(Stated task) Check each line of the entries below for the string "JSON"; copy every line where it appears.

--- START OF Working data ---

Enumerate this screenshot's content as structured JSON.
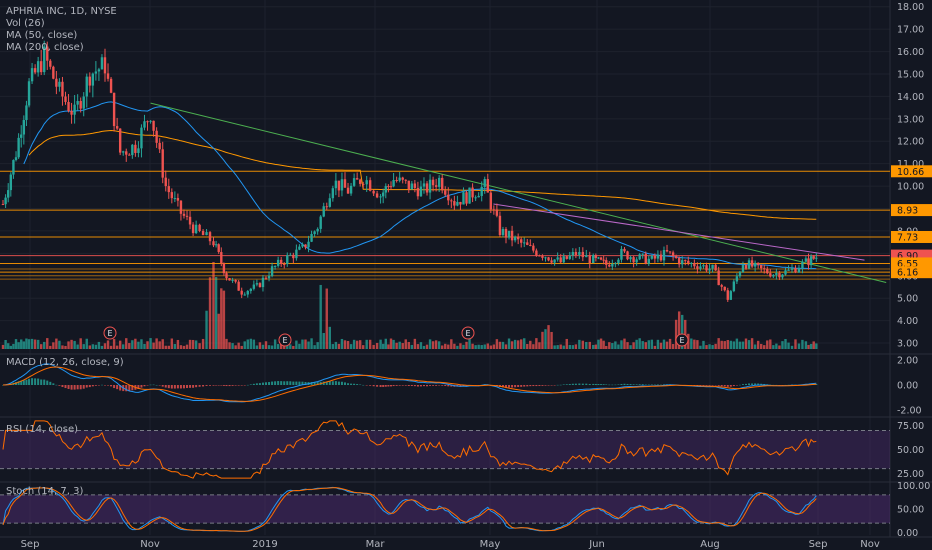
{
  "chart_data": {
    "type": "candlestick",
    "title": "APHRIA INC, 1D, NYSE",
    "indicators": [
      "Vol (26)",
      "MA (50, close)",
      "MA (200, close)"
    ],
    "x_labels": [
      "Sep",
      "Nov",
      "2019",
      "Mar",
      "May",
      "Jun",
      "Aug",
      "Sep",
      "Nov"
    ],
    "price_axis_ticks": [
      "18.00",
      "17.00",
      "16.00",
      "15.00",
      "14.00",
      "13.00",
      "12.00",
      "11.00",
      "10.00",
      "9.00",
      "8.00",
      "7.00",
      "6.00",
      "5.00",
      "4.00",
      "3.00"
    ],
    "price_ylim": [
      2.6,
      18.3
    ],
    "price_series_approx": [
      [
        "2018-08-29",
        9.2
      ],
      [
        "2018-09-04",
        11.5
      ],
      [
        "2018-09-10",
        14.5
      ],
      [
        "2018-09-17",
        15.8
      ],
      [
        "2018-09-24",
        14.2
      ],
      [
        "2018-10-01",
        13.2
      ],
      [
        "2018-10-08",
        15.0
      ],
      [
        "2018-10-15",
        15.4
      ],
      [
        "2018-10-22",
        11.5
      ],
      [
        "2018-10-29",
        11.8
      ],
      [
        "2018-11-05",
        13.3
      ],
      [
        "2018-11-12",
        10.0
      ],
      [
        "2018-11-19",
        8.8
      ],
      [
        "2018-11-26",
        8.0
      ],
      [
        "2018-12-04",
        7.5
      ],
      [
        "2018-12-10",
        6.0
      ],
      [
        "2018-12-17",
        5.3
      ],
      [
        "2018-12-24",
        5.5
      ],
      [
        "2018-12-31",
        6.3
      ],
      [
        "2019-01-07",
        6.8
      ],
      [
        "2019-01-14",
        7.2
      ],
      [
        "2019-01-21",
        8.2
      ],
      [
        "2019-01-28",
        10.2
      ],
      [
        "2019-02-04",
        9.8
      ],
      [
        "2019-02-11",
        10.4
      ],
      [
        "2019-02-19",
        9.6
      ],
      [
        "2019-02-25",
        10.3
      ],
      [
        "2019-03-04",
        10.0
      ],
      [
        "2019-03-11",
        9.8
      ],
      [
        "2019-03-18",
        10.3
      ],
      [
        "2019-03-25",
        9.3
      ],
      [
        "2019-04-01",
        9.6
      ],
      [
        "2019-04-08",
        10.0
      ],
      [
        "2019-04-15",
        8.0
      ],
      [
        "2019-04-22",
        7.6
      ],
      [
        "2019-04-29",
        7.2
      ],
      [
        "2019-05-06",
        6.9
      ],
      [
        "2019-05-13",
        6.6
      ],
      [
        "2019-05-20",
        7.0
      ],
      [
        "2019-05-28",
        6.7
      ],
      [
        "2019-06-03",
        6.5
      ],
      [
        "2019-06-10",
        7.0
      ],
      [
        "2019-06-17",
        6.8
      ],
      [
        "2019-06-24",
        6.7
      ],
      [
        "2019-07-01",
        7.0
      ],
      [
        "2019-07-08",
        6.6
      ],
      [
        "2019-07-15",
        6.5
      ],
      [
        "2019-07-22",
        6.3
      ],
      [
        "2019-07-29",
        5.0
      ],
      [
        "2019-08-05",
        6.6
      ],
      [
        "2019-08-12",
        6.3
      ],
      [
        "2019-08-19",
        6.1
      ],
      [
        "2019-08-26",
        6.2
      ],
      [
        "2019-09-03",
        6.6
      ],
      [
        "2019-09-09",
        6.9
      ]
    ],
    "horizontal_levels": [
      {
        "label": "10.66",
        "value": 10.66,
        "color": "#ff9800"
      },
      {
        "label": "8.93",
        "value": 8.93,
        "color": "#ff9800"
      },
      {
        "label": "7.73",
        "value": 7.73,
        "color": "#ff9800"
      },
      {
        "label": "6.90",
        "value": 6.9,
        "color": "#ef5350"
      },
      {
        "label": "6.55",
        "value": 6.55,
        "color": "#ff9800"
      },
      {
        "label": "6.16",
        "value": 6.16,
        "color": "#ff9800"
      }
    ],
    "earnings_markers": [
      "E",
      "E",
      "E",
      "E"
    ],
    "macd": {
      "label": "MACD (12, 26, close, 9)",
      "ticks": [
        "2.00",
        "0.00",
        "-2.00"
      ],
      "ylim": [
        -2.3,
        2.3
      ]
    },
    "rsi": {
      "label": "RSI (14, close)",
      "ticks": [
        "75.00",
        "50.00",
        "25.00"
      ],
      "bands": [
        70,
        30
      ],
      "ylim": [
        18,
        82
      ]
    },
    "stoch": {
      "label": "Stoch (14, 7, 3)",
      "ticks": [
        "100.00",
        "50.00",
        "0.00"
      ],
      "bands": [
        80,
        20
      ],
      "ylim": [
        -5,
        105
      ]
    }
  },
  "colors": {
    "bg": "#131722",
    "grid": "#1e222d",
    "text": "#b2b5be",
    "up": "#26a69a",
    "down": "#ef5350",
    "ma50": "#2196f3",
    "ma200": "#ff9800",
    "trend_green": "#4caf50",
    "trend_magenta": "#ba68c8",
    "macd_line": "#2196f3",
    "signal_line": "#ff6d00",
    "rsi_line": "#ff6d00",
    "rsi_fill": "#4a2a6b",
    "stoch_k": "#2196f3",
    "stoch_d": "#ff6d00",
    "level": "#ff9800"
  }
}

--- END OF Working data ---
--- START OF Working data ---

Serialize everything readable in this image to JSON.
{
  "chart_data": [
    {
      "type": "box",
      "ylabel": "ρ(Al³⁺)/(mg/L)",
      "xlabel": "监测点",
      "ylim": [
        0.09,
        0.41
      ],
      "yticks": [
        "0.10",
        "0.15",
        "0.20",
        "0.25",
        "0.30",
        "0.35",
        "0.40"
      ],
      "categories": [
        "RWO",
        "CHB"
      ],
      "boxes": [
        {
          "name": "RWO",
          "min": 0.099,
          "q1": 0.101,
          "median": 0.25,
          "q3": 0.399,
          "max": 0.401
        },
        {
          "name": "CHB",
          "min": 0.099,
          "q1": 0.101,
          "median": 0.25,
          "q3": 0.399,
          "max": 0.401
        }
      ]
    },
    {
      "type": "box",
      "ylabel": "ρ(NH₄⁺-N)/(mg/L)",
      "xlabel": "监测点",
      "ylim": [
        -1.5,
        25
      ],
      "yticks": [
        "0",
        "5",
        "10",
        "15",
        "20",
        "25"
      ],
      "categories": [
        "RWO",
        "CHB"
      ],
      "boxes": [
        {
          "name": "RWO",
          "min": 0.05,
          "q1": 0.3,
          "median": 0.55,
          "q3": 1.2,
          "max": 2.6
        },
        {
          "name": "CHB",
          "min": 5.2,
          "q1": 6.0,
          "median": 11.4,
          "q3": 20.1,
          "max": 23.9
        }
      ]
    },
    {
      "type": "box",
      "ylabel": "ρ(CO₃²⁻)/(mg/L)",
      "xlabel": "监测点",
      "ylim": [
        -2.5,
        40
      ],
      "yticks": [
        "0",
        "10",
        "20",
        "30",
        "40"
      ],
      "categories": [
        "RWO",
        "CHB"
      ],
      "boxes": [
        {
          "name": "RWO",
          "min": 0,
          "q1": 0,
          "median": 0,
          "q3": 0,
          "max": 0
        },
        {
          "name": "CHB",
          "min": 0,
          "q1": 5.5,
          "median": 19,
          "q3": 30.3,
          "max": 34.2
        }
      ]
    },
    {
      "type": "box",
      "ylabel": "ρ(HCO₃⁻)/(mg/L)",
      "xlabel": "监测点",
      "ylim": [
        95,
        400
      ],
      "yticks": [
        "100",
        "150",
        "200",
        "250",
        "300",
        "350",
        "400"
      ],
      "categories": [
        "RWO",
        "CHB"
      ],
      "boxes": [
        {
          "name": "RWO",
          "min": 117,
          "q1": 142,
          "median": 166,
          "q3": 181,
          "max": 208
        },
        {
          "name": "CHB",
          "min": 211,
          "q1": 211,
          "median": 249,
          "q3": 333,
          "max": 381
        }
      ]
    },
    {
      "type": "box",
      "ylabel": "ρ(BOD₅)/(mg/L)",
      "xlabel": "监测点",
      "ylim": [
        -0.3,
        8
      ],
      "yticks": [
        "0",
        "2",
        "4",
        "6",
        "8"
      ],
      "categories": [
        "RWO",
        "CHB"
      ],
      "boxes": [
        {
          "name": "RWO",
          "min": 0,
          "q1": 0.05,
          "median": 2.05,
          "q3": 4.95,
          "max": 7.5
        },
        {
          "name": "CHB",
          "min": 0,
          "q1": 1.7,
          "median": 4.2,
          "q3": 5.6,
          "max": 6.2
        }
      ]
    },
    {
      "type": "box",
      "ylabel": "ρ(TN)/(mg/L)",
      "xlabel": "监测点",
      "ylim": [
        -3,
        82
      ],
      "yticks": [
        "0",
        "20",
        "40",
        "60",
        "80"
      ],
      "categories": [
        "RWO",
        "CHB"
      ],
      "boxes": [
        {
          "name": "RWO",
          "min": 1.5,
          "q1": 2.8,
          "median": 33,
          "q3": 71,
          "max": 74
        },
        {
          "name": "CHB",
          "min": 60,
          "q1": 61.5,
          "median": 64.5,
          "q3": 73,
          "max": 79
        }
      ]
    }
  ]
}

--- END OF Working data ---

(Correct result)
Enumerate this screenshot's content as structured JSON.
Serialize everything readable in this image to JSON.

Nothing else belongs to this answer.